*Exercise brief*. List, from the lines below, each one with "text" in it.

*Data extract*.
───
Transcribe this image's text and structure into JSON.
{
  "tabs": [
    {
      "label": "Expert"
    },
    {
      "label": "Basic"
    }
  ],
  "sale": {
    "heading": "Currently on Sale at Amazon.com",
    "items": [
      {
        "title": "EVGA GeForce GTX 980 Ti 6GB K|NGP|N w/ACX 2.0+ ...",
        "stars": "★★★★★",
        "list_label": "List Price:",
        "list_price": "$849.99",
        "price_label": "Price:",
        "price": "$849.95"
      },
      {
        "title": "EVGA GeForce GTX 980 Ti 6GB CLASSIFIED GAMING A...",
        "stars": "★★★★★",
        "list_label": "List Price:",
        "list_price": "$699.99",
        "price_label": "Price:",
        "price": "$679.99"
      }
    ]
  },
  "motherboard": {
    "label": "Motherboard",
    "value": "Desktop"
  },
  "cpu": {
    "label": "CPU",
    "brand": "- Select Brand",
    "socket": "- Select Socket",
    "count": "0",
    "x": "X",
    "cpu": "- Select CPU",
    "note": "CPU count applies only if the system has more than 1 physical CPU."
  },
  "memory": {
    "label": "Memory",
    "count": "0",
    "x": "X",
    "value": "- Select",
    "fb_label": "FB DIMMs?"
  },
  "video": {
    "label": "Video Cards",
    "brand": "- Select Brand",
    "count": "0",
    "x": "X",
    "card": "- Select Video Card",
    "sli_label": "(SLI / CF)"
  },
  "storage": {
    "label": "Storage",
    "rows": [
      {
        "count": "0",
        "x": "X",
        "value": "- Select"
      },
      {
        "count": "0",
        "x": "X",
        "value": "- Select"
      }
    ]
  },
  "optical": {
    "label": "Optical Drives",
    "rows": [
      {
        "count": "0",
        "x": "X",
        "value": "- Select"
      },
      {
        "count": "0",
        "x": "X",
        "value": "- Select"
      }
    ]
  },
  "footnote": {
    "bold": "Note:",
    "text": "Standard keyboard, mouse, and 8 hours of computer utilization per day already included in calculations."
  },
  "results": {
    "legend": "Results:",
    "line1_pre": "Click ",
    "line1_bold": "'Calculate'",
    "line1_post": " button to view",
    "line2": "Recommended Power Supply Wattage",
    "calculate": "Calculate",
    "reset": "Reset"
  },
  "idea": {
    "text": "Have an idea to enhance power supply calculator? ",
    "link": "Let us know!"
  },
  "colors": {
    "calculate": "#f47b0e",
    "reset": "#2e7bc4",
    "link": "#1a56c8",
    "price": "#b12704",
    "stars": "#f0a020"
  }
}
───
*Finished task*.
Transcribe this image's text and structure into JSON.
    "text": "Standard keyboard, mouse, and 8 hours of computer utilization per day already included in calculations."
    "text": "Have an idea to enhance power supply calculator? ",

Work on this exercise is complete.